**ESTRATTO DEL TESTO**
Forse sarebbe meglio porlo come quesito perché avere certezze granitiche, in questi giorni, è davvero complicato. Diciamolo, proviamo un po’ di invidia verso coloro che sostengono una tesi piuttosto che l’altro, il quadro meteo climatico non è stato mai così complicato e quindi crediamo che si debba continuare a navigare a vista.
Lasciamo stare le previsioni, quelle riguardano il breve o il brevissimo periodo e non c’è dubbio sul fatto che nel corso del fine settimana assisteremo a un peggioramento. Peggioramento del quale parleremo in altra sede, peggioramento che – giusto sottolinearlo – scaturirà dall’imponente ondata di gelo che si appresta a colpire l’Europa orientale.
E’ innegabile che dall’altro lato, quello occidentale, vi sia un Atlantico tutt’altro che domo e che proverà – in tutti i modi – a prendere il sopravvento. Tuttavia, lo si è scritto in tutte le salse, a nostro avviso si sta trascurando la portata del gelo orientale, conoscendone le caratteristiche sappiamo fin troppo bene che le sorprese potrebbero essere dietro l’angolo.

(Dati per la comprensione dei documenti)
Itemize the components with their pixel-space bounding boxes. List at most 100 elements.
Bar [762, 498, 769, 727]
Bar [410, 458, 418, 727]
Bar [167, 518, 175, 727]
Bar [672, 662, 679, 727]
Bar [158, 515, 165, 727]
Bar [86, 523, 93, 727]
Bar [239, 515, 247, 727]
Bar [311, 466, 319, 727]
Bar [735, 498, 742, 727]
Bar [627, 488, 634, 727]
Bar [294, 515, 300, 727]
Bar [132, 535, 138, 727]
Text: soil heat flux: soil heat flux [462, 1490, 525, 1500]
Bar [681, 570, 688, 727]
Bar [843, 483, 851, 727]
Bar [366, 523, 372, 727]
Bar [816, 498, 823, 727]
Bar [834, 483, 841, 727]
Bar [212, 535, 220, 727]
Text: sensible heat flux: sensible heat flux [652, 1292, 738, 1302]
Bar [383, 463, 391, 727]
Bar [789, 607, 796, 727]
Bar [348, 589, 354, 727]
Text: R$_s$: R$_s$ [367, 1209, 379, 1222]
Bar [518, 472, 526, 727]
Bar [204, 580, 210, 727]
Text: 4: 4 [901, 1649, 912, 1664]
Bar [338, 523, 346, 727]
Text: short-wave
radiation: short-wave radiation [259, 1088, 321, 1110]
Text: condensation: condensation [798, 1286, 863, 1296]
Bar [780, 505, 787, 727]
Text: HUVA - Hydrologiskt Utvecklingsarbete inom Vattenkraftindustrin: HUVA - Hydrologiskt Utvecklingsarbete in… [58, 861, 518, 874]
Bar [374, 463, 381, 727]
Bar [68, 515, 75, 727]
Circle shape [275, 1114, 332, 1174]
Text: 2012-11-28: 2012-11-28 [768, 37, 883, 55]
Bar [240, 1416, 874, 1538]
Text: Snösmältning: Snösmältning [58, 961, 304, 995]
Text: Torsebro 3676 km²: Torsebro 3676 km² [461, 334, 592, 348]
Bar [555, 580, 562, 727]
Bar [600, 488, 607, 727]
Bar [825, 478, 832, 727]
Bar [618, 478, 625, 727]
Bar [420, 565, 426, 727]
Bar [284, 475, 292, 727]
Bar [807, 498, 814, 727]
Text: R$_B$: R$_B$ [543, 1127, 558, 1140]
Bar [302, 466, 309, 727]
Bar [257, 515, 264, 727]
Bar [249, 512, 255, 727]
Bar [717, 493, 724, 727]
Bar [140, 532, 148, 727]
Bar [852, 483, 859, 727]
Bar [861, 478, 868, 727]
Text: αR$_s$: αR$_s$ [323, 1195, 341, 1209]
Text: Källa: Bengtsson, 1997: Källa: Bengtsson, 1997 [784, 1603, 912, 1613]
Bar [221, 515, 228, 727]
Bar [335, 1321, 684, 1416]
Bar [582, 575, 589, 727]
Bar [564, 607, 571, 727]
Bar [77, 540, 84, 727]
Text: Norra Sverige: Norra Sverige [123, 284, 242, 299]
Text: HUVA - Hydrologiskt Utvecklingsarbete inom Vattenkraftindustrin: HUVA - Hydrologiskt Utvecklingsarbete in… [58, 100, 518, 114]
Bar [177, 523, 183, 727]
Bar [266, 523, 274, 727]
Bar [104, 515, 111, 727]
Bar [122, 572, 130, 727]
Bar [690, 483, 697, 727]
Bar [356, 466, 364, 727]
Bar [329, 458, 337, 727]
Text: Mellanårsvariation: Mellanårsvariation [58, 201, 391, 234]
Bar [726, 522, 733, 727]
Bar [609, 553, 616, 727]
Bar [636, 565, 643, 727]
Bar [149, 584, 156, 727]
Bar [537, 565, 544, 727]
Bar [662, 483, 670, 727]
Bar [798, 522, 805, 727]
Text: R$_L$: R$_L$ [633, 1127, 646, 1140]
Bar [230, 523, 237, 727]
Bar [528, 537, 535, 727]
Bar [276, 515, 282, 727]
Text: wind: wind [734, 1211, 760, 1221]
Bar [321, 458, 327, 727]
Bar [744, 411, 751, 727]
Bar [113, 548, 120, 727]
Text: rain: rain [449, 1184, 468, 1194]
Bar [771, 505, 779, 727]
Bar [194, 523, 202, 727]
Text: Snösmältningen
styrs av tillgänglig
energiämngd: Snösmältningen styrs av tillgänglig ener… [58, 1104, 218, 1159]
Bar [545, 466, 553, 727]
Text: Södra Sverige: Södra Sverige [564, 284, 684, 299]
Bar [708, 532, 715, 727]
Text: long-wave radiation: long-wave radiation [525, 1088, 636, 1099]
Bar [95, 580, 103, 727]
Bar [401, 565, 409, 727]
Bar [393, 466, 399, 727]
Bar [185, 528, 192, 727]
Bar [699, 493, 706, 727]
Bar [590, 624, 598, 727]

**QUESITO A**
Secondo il testo sul meteo, da che cosa scaturirà il peggioramento atteso nel fine settimana?
**QUESITO B**
Puoi riscrivere in forma più breve il paragrafo del testo sul meteo che inizia con «Lasciamo stare le previsioni», mantenendone i fatti principali?
**QUESITO C**
Puoi proseguire il testo sul meteo a partire dall'ultima frase riportata?

**RISPOSTA A**
Dall'imponente ondata di gelo che si appresta a colpire l'Europa orientale.

**RISPOSTA B**
Le previsioni riguardano il breve o il brevissimo periodo, e nel fine settimana ci sarà senza dubbio un peggioramento. Sarà trattato in altra sede e scaturirà dall'imponente ondata di gelo che si appresta a colpire l'Europa orientale.

**RISPOSTA C**
Chi può dire, in questo momento, che non avrà la capacità di estendersi verso ovest? Chi può dire, oggi, che non riuscirà a raggiungere l’Italia? Tenendo conto del fatto che arriverà a due passi dal nostro Paese non ci sentiamo affatto di escluderlo, sarebbe troppo facile e non si terrebbe conto delle caratteristiche di contrapposizione di tale massa d’aria gelida.
Già, perché l’aria gelida continentale ha l’indiscussa capacità di offrire una certa resistenza all’avanzata dell’aria mite. Non solo, l’azione ciclonica atlantica potrebbe fungere da calamita e in tal senso è giusto evidenziare come in alcune emissioni modellistiche si evinca ciò, ovvero l’estensione del flusso atlantico sull’Europa occidentale e il risucchio del gelo a ridosso delle Alpi.
E’ un’ipotesi concreta, anche perché tutto quel gelo non farà altro che alimentare una struttura anticiclonica nuovamente in rinforzo tra la Scandinavia e l’Europa orientale. Ed ecco che a quel punto la contrapposizione al flusso mite atlantico diventerebbe ancora più marcata, impedendo che il blocco d’aria gelida venga smantellato.
Tutto ciò per dire cosa? Semplice, che in questo momento non ci sentiamo di escludere alcuna ipotesi evolutiva. Certo, se l’Atlantico prendesse il sopravvento con ogni probabilità salterebbe Febbraio, rinviando eventuali azioni invernali a cavallo tra fine mese e la prima decade di Marzo, ma ciò che possiamo escludere è che l’Alta Pressione prenda il sopravvento.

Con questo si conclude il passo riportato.